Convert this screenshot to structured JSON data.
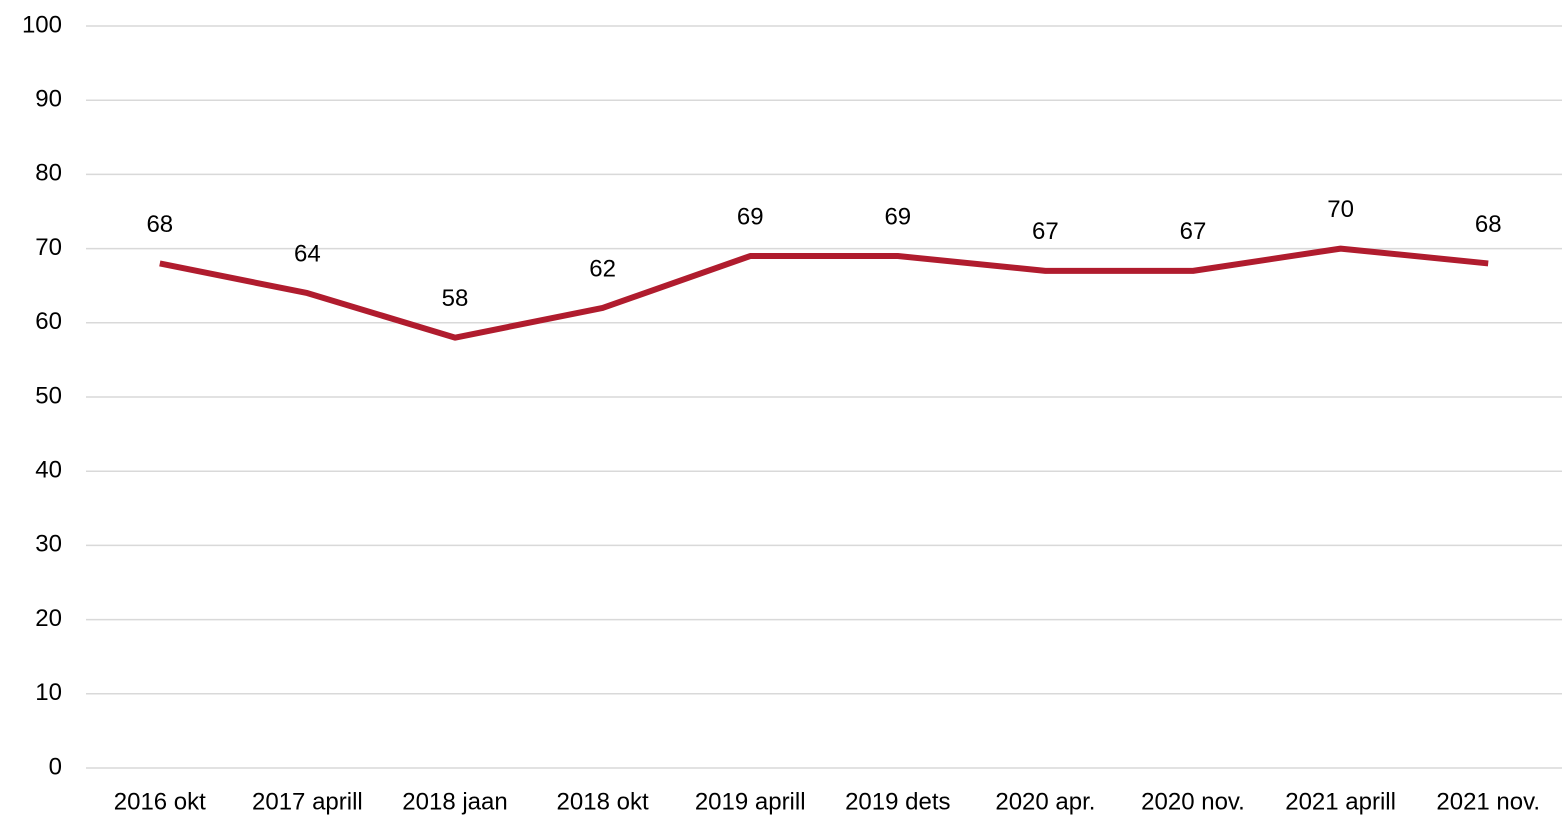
{
  "chart_data": {
    "type": "line",
    "categories": [
      "2016 okt",
      "2017 aprill",
      "2018 jaan",
      "2018 okt",
      "2019 aprill",
      "2019 dets",
      "2020 apr.",
      "2020 nov.",
      "2021 aprill",
      "2021 nov."
    ],
    "values": [
      68,
      64,
      58,
      62,
      69,
      69,
      67,
      67,
      70,
      68
    ],
    "color": "#b01c2e",
    "ylim": [
      0,
      100
    ],
    "yticks": [
      0,
      10,
      20,
      30,
      40,
      50,
      60,
      70,
      80,
      90,
      100
    ],
    "grid": true
  }
}
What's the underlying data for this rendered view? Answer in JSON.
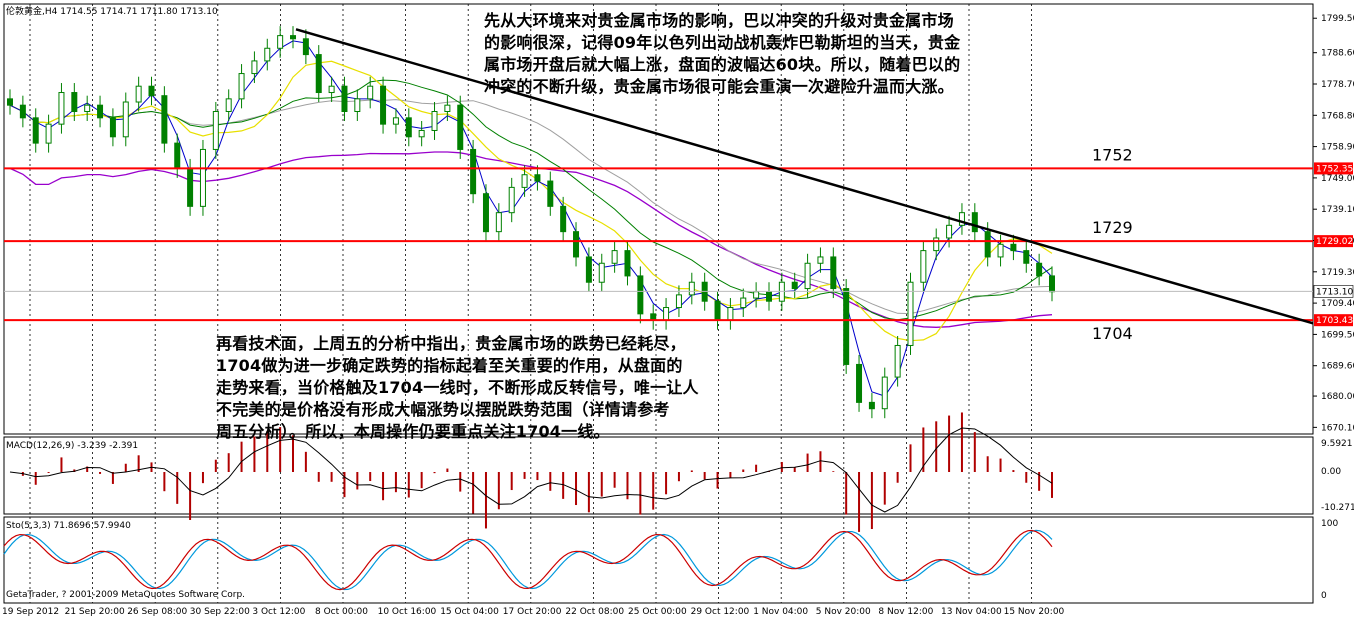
{
  "chart_data": {
    "type": "candlestick",
    "symbol_header": "伦敦黄金,H4 1714.55 1714.71 1711.80 1713.10",
    "price_axis_ticks": [
      "1799.50",
      "1788.60",
      "1778.70",
      "1768.80",
      "1758.90",
      "1749.00",
      "1739.10",
      "1729.20",
      "1719.30",
      "1709.40",
      "1699.50",
      "1689.60",
      "1680.00",
      "1670.10"
    ],
    "time_axis_ticks": [
      "19 Sep 2012",
      "21 Sep 20:00",
      "26 Sep 08:00",
      "30 Sep 22:00",
      "3 Oct 12:00",
      "8 Oct 00:00",
      "10 Oct 16:00",
      "15 Oct 04:00",
      "17 Oct 20:00",
      "22 Oct 08:00",
      "25 Oct 00:00",
      "29 Oct 12:00",
      "1 Nov 04:00",
      "5 Nov 20:00",
      "8 Nov 12:00",
      "13 Nov 04:00",
      "15 Nov 20:00"
    ],
    "ylim": [
      1668,
      1804
    ],
    "close_series": [
      1772,
      1768,
      1760,
      1766,
      1776,
      1770,
      1772,
      1768,
      1762,
      1773,
      1778,
      1775,
      1760,
      1752,
      1740,
      1758,
      1770,
      1774,
      1782,
      1786,
      1790,
      1794,
      1793,
      1788,
      1776,
      1778,
      1770,
      1774,
      1778,
      1766,
      1768,
      1762,
      1764,
      1770,
      1772,
      1758,
      1744,
      1732,
      1738,
      1746,
      1750,
      1748,
      1740,
      1732,
      1724,
      1716,
      1722,
      1726,
      1718,
      1706,
      1704,
      1708,
      1712,
      1716,
      1710,
      1704,
      1708,
      1711,
      1713,
      1710,
      1716,
      1714,
      1722,
      1724,
      1714,
      1690,
      1678,
      1676,
      1686,
      1696,
      1716,
      1726,
      1730,
      1734,
      1738,
      1732,
      1724,
      1728,
      1726,
      1722,
      1718,
      1713
    ],
    "levels": [
      {
        "value": 1752,
        "label": "1752",
        "tag": "1752.35"
      },
      {
        "value": 1729,
        "label": "1729",
        "tag": "1729.02"
      },
      {
        "value": 1704,
        "label": "1704",
        "tag": "1703.43"
      }
    ],
    "current_price_tag": "1713.10",
    "trendline": {
      "from_price": 1796,
      "to_price": 1703
    },
    "macd": {
      "label": "MACD(12,26,9) -3.239 -2.391",
      "ticks": [
        "9.5921",
        "0.00",
        "-10.271"
      ]
    },
    "stochastic": {
      "label": "Sto(5,3,3) 71.8696 57.9940",
      "ticks": [
        "100",
        "0"
      ]
    },
    "copyright": "GetaTrader, ? 2001-2009 MetaQuotes Software Corp."
  },
  "annotations": {
    "top_text": [
      "先从大环境来对贵金属市场的影响，巴以冲突的升级对贵金属市场",
      "的影响很深，记得09年以色列出动战机轰炸巴勒斯坦的当天，贵金",
      "属市场开盘后就大幅上涨，盘面的波幅达60块。所以，随着巴以的",
      "冲突的不断升级，贵金属市场很可能会重演一次避险升温而大涨。"
    ],
    "bottom_text": [
      "再看技术面，上周五的分析中指出，贵金属市场的跌势已经耗尽，",
      "1704做为进一步确定跌势的指标起着至关重要的作用，从盘面的",
      "走势来看，当价格触及1704一线时，不断形成反转信号，唯一让人",
      "不完美的是价格没有形成大幅涨势以摆脱跌势范围（详情请参考",
      "周五分析）。所以，本周操作仍要重点关注1704一线。"
    ]
  },
  "colors": {
    "candle": "#008000",
    "candle_down": "#c00000",
    "level_line": "#ff0000",
    "trendline": "#000000",
    "ma_fast": "#0000cc",
    "ma_yellow": "#e8e000",
    "ma_green": "#008000",
    "ma_gray": "#a0a0a0",
    "ma_purple": "#9900cc",
    "macd_bar": "#b00000",
    "stoch_main": "#0099dd",
    "stoch_signal": "#cc0000"
  }
}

┄┄┄┄┄┄

YOUR OBJECTIVE. Transcribe the full listing above exactly as it stands, minus the pictures.

EXERCISE SOLUTION.
Convert this screenshot to structured JSON data.
{
  "chart_data": {
    "type": "line",
    "categories": [
      "2016 okt",
      "2017 aprill",
      "2018 jaan",
      "2018 okt",
      "2019 aprill",
      "2019 dets",
      "2020 apr.",
      "2020 nov.",
      "2021 aprill",
      "2021 nov."
    ],
    "values": [
      68,
      64,
      58,
      62,
      69,
      69,
      67,
      67,
      70,
      68
    ],
    "color": "#b01c2e",
    "ylim": [
      0,
      100
    ],
    "yticks": [
      0,
      10,
      20,
      30,
      40,
      50,
      60,
      70,
      80,
      90,
      100
    ],
    "grid": true
  }
}
What's the underlying data for this rendered view? Answer in JSON.
{
  "chart_data": {
    "type": "candlestick",
    "symbol_header": "伦敦黄金,H4 1714.55 1714.71 1711.80 1713.10",
    "price_axis_ticks": [
      "1799.50",
      "1788.60",
      "1778.70",
      "1768.80",
      "1758.90",
      "1749.00",
      "1739.10",
      "1729.20",
      "1719.30",
      "1709.40",
      "1699.50",
      "1689.60",
      "1680.00",
      "1670.10"
    ],
    "time_axis_ticks": [
      "19 Sep 2012",
      "21 Sep 20:00",
      "26 Sep 08:00",
      "30 Sep 22:00",
      "3 Oct 12:00",
      "8 Oct 00:00",
      "10 Oct 16:00",
      "15 Oct 04:00",
      "17 Oct 20:00",
      "22 Oct 08:00",
      "25 Oct 00:00",
      "29 Oct 12:00",
      "1 Nov 04:00",
      "5 Nov 20:00",
      "8 Nov 12:00",
      "13 Nov 04:00",
      "15 Nov 20:00"
    ],
    "ylim": [
      1668,
      1804
    ],
    "close_series": [
      1772,
      1768,
      1760,
      1766,
      1776,
      1770,
      1772,
      1768,
      1762,
      1773,
      1778,
      1775,
      1760,
      1752,
      1740,
      1758,
      1770,
      1774,
      1782,
      1786,
      1790,
      1794,
      1793,
      1788,
      1776,
      1778,
      1770,
      1774,
      1778,
      1766,
      1768,
      1762,
      1764,
      1770,
      1772,
      1758,
      1744,
      1732,
      1738,
      1746,
      1750,
      1748,
      1740,
      1732,
      1724,
      1716,
      1722,
      1726,
      1718,
      1706,
      1704,
      1708,
      1712,
      1716,
      1710,
      1704,
      1708,
      1711,
      1713,
      1710,
      1716,
      1714,
      1722,
      1724,
      1714,
      1690,
      1678,
      1676,
      1686,
      1696,
      1716,
      1726,
      1730,
      1734,
      1738,
      1732,
      1724,
      1728,
      1726,
      1722,
      1718,
      1713
    ],
    "levels": [
      {
        "value": 1752,
        "label": "1752",
        "tag": "1752.35"
      },
      {
        "value": 1729,
        "label": "1729",
        "tag": "1729.02"
      },
      {
        "value": 1704,
        "label": "1704",
        "tag": "1703.43"
      }
    ],
    "current_price_tag": "1713.10",
    "trendline": {
      "from_price": 1796,
      "to_price": 1703
    },
    "macd": {
      "label": "MACD(12,26,9) -3.239 -2.391",
      "ticks": [
        "9.5921",
        "0.00",
        "-10.271"
      ]
    },
    "stochastic": {
      "label": "Sto(5,3,3) 71.8696 57.9940",
      "ticks": [
        "100",
        "0"
      ]
    },
    "copyright": "GetaTrader, ? 2001-2009 MetaQuotes Software Corp."
  },
  "annotations": {
    "top_text": [
      "先从大环境来对贵金属市场的影响，巴以冲突的升级对贵金属市场",
      "的影响很深，记得09年以色列出动战机轰炸巴勒斯坦的当天，贵金",
      "属市场开盘后就大幅上涨，盘面的波幅达60块。所以，随着巴以的",
      "冲突的不断升级，贵金属市场很可能会重演一次避险升温而大涨。"
    ],
    "bottom_text": [
      "再看技术面，上周五的分析中指出，贵金属市场的跌势已经耗尽，",
      "1704做为进一步确定跌势的指标起着至关重要的作用，从盘面的",
      "走势来看，当价格触及1704一线时，不断形成反转信号，唯一让人",
      "不完美的是价格没有形成大幅涨势以摆脱跌势范围（详情请参考",
      "周五分析）。所以，本周操作仍要重点关注1704一线。"
    ]
  },
  "colors": {
    "candle": "#008000",
    "candle_down": "#c00000",
    "level_line": "#ff0000",
    "trendline": "#000000",
    "ma_fast": "#0000cc",
    "ma_yellow": "#e8e000",
    "ma_green": "#008000",
    "ma_gray": "#a0a0a0",
    "ma_purple": "#9900cc",
    "macd_bar": "#b00000",
    "stoch_main": "#0099dd",
    "stoch_signal": "#cc0000"
  }
}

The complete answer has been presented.